## Complete the following
1. In the HGSI lawsuit notice below, by when must a Class Period purchaser of HGSI common stock move the Court to serve as lead plaintiff?
2. Decide whether each statement agrees with the HGSI lawsuit notice below. Answer yes or no, and quote the deciding words: (a) The complaint alleges that defendants disclosed Benlysta's association with suicide in clinical drug trials. (b) Benlysta is described as the Company's potential new drug for Systemic Lupus Erythematosus. (c) An investor class member may do nothing and remain an absent class member.

If you purchased the common stock of HGSI during the Class Period and wish to serve as a lead plaintiff in the action, you must move the Court no later than 60 days from today. Any member of the investor class may move the Court to serve as lead plaintiff through counsel of its choice, or may choose to do nothing and remain an absent class member. If you wish to discuss this action or have questions concerning this notice or your rights, please contact Scott+Scott (scottlaw@scott-scott.com), (800) 404-7770, (860) 537-5537 or visit the Scott+Scott HGSI Pharmaceutical website for more information: www.scott-scott.com/cases/hgs.html. There is no cost or fee to you.
The complaint filed in the action alleges that, during the Class Period, HGSI issued false and misleading statements concerning Benlysta(R) (belimumab) ("Benlysta"), the Company's potential new drug for the treatment of Systemic Lupus Erythematosus, a chronic, life-threatening autoimmune disease. Specifically, the complaint alleges that defendants failed to disclose that Benlysta was associated with suicide in clinical drug trials conducted by the Company.

## Given records
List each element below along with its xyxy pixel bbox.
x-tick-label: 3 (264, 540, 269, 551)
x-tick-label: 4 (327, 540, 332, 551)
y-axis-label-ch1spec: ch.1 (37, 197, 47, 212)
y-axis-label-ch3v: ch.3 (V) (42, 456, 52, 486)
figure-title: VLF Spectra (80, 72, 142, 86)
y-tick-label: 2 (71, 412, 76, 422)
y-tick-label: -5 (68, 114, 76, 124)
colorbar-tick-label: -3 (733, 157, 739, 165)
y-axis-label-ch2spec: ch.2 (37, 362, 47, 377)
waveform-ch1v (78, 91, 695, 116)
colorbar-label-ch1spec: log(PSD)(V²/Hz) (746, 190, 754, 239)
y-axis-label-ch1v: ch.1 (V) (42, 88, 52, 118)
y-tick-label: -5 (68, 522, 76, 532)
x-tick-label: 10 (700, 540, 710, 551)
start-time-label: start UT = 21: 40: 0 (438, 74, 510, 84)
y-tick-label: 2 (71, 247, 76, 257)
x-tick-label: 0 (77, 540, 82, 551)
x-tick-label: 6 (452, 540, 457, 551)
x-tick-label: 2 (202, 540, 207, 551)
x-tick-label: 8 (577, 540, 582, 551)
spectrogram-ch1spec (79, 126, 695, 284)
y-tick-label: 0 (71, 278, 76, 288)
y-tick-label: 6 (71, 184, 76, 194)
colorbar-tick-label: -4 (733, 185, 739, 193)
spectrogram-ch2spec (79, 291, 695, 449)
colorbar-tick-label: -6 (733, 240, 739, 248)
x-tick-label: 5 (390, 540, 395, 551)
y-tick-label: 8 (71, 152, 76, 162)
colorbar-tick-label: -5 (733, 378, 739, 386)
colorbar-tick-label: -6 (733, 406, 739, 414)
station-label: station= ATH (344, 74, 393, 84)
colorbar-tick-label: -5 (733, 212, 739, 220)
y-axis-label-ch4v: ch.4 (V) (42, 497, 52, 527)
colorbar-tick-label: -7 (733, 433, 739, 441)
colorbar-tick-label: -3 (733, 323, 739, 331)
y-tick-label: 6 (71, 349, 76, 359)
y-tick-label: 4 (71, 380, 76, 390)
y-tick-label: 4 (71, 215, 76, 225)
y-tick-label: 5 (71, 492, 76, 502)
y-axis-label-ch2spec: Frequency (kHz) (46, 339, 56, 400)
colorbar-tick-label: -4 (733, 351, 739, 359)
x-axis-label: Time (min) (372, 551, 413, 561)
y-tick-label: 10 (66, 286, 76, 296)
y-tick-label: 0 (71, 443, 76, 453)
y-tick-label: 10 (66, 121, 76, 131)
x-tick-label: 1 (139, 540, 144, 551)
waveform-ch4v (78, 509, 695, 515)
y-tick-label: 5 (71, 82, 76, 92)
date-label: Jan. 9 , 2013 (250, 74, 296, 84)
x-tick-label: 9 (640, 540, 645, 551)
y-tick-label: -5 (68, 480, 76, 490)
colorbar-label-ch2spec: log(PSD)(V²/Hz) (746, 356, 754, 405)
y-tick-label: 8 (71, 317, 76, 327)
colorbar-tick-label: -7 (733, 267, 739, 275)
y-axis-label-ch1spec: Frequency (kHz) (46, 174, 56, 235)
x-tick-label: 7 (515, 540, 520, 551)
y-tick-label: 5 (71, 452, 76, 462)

## List of solutions
1. No later than 60 days from today.

2.
(a) No: "defendants failed to disclose that Benlysta was associated with suicide in clinical drug trials conducted by the Company"
(b) Yes: "the Company's potential new drug for the treatment of Systemic Lupus Erythematosus"
(c) Yes: "may choose to do nothing and remain an absent class member"